THE EXERCISE:
Copy out every line that contains "this".
▶
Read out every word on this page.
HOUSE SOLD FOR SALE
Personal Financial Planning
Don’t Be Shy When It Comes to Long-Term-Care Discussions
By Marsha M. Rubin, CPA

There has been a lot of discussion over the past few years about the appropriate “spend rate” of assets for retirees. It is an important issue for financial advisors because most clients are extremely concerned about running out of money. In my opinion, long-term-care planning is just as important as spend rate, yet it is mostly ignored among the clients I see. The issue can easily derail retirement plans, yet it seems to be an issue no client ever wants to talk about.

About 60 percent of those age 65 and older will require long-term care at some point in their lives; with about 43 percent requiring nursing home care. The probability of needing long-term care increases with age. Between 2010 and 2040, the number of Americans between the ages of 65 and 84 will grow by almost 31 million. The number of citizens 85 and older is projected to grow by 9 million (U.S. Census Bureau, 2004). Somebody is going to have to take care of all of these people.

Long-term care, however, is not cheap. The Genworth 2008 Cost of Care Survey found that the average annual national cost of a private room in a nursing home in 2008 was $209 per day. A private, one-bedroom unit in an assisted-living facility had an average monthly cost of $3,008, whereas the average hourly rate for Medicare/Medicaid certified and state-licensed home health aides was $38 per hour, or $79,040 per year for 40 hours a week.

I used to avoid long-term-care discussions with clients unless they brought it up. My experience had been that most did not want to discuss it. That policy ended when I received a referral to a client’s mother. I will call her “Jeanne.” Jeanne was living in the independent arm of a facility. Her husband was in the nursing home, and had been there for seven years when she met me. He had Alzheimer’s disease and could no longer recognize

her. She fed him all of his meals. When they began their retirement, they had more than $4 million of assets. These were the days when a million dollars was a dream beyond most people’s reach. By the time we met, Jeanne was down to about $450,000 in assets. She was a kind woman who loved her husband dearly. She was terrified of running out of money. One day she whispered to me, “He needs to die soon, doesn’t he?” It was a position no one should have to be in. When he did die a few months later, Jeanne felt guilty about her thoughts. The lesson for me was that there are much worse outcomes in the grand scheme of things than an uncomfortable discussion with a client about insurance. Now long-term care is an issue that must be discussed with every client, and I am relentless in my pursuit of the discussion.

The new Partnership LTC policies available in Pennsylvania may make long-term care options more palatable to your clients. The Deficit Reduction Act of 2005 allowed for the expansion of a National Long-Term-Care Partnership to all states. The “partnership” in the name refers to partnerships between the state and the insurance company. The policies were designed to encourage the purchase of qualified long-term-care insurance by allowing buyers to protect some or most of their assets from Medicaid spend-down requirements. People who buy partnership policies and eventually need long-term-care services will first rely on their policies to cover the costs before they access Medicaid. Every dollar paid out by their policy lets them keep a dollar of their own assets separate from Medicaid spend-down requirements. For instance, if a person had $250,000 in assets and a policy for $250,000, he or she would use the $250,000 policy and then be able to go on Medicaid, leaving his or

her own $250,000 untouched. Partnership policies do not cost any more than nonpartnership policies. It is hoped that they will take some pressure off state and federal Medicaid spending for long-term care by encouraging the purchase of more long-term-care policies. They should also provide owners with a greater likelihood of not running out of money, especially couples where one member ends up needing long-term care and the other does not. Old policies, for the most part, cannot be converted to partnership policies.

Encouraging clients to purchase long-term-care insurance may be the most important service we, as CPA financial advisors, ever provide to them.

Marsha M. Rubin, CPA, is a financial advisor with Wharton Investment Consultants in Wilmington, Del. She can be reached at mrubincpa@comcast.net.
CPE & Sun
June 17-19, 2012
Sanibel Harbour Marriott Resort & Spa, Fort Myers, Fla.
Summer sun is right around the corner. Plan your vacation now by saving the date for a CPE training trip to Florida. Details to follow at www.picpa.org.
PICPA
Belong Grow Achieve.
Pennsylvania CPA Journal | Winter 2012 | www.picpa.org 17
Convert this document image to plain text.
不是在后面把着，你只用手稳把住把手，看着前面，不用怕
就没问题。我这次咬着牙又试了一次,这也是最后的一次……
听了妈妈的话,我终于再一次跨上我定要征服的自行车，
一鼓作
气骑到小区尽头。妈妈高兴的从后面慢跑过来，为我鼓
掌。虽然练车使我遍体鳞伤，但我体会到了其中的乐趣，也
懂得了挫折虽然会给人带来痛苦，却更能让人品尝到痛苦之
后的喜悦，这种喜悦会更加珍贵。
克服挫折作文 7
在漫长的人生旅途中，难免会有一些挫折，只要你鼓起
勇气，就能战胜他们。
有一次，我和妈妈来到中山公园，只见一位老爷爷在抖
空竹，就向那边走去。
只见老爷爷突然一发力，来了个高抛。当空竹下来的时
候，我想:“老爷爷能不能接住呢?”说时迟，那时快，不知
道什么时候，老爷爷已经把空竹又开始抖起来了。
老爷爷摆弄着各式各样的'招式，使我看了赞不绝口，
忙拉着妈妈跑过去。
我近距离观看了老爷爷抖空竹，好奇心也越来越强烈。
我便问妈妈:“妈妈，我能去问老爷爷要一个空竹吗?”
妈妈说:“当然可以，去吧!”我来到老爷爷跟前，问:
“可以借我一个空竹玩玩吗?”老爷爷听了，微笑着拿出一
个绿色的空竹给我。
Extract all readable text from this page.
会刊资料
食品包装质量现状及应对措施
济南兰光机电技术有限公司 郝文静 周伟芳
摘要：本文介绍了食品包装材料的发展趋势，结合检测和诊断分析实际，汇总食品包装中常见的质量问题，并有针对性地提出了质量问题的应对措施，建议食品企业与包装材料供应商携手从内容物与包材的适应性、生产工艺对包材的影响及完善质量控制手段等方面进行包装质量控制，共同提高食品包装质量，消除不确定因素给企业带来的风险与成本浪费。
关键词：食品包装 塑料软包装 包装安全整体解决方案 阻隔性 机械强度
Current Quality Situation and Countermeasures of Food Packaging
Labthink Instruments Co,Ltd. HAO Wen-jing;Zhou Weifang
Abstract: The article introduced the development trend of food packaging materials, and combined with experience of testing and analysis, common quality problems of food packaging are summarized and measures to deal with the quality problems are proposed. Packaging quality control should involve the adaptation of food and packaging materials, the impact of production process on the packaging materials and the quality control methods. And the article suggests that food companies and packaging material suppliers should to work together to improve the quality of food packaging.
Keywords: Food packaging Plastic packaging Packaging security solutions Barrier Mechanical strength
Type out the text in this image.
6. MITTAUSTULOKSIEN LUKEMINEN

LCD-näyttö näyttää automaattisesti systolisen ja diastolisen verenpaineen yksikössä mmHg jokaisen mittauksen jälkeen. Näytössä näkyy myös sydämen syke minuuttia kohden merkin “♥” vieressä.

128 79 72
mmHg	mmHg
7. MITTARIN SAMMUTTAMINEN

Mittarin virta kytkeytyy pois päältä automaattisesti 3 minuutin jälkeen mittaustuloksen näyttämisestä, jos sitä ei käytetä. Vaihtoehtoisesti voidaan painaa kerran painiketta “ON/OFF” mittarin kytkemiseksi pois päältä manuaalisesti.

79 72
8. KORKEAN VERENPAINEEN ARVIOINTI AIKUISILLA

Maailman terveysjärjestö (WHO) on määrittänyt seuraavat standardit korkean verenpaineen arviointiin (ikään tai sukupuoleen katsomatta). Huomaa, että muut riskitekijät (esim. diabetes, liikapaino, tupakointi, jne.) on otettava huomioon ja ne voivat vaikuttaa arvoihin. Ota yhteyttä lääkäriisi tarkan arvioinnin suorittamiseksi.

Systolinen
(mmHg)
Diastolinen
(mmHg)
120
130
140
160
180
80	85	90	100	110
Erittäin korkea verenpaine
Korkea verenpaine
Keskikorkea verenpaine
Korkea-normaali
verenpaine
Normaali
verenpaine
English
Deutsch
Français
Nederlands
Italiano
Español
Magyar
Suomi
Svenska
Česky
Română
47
◀
SOLUTION BELOW:
Read out every word on this page.
Convert this document image to plain text.
Extract all readable text from this page.
Type out the text in this image.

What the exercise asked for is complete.